» **Stated exercise**: Find the lines that contain the word "with" and copy each one.
── Supplied material ──
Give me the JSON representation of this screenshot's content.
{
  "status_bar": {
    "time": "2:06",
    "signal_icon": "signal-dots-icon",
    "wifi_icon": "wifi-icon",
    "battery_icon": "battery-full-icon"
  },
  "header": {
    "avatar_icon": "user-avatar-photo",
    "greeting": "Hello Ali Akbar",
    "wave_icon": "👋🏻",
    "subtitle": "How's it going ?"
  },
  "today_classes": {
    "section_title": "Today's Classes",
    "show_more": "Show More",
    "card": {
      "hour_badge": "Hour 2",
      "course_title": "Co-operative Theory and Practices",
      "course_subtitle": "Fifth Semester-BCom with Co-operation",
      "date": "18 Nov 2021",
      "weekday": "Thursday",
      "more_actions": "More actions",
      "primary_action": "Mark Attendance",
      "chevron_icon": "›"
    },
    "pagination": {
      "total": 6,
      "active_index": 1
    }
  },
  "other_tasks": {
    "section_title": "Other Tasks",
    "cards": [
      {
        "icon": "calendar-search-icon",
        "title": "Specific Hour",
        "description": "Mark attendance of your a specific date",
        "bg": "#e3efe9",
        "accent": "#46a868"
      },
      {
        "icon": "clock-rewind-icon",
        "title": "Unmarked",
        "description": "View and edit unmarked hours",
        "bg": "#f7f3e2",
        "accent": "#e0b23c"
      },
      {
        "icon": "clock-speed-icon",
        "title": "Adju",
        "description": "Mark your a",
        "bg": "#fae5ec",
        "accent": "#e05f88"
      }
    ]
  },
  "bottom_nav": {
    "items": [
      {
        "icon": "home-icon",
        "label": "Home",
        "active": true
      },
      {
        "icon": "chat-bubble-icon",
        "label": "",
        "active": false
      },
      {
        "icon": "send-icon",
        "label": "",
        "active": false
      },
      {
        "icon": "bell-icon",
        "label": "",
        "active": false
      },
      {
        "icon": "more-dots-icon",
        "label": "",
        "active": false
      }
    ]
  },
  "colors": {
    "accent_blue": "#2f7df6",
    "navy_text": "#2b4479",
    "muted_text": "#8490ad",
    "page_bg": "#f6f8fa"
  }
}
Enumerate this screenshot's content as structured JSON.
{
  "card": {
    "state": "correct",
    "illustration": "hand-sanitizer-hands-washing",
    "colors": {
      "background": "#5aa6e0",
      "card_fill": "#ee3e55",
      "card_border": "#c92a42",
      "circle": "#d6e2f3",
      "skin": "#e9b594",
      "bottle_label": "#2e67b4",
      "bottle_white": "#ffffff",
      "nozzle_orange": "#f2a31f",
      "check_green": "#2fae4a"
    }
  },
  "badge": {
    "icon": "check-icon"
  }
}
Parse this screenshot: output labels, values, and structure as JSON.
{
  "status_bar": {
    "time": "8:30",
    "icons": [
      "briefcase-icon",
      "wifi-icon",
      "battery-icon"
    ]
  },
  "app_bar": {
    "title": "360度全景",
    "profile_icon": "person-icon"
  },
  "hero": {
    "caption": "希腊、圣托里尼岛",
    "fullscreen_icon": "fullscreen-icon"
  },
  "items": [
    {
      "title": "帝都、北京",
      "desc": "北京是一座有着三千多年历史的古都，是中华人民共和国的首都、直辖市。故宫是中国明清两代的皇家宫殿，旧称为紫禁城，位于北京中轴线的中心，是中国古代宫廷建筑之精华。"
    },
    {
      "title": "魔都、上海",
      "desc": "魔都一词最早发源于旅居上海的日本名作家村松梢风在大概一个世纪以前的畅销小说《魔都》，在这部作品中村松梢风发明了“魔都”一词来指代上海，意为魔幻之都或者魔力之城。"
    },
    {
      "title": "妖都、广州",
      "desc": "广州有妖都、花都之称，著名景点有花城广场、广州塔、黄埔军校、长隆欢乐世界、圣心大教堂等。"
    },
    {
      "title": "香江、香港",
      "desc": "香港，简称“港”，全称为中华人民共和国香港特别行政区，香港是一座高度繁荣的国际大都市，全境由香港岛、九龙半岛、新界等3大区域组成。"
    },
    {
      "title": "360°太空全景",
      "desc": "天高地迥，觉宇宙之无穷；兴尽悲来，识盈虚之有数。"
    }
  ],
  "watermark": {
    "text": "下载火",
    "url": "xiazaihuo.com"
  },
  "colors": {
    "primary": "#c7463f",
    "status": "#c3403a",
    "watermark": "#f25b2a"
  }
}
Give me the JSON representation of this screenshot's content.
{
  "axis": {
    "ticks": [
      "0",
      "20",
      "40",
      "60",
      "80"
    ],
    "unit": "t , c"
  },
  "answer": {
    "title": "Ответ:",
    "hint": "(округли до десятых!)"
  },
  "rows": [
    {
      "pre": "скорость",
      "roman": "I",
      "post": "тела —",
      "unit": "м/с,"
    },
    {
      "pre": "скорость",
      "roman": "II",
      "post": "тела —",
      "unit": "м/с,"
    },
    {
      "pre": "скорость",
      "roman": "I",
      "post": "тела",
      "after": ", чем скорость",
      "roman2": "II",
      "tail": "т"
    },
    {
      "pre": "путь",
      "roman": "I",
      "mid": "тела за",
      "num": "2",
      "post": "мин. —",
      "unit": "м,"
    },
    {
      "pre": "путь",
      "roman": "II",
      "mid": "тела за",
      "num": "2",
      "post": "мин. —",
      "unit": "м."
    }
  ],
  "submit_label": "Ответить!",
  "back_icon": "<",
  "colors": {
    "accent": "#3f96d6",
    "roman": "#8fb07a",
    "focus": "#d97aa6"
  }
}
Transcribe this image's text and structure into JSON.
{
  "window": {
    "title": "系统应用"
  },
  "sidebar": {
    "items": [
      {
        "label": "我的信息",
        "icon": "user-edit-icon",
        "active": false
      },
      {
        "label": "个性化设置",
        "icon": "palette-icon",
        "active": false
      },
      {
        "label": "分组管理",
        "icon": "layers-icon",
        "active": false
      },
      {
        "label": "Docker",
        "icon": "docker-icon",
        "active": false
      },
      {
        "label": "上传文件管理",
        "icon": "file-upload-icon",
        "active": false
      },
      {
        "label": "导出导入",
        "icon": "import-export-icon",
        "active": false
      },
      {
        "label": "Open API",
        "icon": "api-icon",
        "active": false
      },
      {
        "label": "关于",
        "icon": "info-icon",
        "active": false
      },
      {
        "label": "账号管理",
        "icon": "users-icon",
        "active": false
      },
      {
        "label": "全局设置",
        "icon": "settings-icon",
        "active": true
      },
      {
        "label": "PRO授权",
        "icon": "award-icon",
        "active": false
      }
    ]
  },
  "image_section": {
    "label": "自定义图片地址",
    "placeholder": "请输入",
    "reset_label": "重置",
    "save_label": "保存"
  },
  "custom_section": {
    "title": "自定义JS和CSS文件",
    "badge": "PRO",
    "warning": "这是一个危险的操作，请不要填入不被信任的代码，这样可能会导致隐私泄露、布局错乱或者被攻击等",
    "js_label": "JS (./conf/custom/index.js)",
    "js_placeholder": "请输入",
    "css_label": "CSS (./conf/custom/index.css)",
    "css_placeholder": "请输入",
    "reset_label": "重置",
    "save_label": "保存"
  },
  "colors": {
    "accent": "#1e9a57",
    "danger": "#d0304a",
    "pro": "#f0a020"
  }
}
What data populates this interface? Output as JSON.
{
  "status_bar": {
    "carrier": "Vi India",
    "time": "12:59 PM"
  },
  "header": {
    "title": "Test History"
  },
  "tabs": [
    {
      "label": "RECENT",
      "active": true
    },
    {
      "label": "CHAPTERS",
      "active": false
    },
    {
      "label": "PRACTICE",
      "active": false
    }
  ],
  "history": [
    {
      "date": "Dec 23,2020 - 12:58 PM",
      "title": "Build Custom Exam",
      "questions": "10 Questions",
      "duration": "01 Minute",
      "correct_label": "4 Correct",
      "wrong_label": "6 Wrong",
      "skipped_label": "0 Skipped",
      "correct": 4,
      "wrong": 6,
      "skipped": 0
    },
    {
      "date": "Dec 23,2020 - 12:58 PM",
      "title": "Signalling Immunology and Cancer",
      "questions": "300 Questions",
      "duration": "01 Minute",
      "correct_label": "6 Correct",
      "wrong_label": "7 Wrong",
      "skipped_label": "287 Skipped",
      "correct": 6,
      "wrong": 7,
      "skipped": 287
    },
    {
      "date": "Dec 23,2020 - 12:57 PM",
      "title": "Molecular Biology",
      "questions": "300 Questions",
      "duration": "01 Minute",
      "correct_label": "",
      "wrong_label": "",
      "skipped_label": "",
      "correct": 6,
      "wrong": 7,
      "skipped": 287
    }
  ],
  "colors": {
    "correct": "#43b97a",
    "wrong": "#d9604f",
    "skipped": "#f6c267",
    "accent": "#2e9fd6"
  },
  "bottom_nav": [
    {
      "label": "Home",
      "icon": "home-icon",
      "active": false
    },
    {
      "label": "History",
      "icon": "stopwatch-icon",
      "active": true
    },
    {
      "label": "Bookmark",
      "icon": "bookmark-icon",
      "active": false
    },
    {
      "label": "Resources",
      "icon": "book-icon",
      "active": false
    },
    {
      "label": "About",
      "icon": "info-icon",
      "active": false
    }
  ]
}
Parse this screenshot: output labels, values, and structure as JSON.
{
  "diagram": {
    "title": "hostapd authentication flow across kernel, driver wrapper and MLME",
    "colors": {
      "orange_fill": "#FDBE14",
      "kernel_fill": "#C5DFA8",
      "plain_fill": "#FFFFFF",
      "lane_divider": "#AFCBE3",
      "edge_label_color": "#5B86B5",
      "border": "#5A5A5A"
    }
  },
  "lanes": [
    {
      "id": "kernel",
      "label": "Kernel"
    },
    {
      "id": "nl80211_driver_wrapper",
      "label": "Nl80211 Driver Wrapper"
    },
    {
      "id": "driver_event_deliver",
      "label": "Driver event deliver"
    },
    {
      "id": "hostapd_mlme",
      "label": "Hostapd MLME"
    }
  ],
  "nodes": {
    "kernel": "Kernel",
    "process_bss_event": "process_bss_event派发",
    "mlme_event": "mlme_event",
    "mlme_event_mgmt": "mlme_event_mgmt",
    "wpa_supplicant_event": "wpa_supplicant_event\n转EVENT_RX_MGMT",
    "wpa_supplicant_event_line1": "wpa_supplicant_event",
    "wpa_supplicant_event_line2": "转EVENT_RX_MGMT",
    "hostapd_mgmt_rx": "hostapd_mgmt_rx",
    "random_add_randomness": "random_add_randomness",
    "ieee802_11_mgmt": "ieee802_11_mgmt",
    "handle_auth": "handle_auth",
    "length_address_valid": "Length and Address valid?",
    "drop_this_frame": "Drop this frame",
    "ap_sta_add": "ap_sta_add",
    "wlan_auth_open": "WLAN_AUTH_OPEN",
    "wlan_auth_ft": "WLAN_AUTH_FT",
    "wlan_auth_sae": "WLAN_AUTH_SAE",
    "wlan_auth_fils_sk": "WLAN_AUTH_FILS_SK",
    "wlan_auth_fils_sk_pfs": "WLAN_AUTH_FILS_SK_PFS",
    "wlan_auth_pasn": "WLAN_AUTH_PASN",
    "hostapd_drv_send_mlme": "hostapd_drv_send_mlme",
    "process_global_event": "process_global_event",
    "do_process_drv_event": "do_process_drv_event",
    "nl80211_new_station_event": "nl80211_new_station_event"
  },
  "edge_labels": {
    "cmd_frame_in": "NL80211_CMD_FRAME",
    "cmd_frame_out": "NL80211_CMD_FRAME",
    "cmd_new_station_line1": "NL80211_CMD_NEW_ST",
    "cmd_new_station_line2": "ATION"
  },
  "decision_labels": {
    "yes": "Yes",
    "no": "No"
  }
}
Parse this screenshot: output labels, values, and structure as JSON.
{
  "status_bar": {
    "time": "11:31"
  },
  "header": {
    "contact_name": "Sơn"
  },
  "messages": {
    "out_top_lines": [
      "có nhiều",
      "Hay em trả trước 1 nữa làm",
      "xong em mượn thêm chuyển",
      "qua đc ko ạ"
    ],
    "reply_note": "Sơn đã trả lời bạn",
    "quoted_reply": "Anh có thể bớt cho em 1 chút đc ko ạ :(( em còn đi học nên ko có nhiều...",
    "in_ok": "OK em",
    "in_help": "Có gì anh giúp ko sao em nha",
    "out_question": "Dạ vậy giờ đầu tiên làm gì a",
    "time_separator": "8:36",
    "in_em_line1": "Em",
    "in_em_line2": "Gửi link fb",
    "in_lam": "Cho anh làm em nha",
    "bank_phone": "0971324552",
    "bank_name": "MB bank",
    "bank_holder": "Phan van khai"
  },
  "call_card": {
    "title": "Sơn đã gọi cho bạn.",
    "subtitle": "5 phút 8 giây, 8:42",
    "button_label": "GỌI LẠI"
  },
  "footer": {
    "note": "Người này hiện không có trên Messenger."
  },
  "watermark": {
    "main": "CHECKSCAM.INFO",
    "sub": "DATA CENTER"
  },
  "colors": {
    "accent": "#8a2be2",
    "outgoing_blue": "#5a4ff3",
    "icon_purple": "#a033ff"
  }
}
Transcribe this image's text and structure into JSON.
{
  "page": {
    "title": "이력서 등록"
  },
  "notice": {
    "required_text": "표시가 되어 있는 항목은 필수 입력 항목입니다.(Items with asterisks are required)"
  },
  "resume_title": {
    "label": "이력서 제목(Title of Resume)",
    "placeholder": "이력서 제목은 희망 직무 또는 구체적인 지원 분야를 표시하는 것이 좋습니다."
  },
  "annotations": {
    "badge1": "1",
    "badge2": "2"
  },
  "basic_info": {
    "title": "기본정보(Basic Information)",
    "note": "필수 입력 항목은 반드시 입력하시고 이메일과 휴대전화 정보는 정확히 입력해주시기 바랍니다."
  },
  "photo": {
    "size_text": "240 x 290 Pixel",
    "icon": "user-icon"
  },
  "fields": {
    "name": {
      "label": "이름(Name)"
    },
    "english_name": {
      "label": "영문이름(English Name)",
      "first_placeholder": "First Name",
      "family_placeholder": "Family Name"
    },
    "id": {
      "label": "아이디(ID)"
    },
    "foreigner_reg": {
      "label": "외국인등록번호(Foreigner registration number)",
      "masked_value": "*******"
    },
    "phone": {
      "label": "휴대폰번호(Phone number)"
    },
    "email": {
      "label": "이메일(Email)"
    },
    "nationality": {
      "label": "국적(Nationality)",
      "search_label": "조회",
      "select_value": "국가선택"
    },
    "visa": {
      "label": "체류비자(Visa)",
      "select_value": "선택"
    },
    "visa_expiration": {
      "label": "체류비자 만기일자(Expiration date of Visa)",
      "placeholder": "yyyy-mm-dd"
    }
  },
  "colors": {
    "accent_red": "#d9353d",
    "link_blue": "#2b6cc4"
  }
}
───
» **Task answer**:
      "course_subtitle": "Fifth Semester-BCom with Co-operation",
    "required_text": "표시가 되어 있는 항목은 필수 입력 항목입니다.(Items with asterisks are required)"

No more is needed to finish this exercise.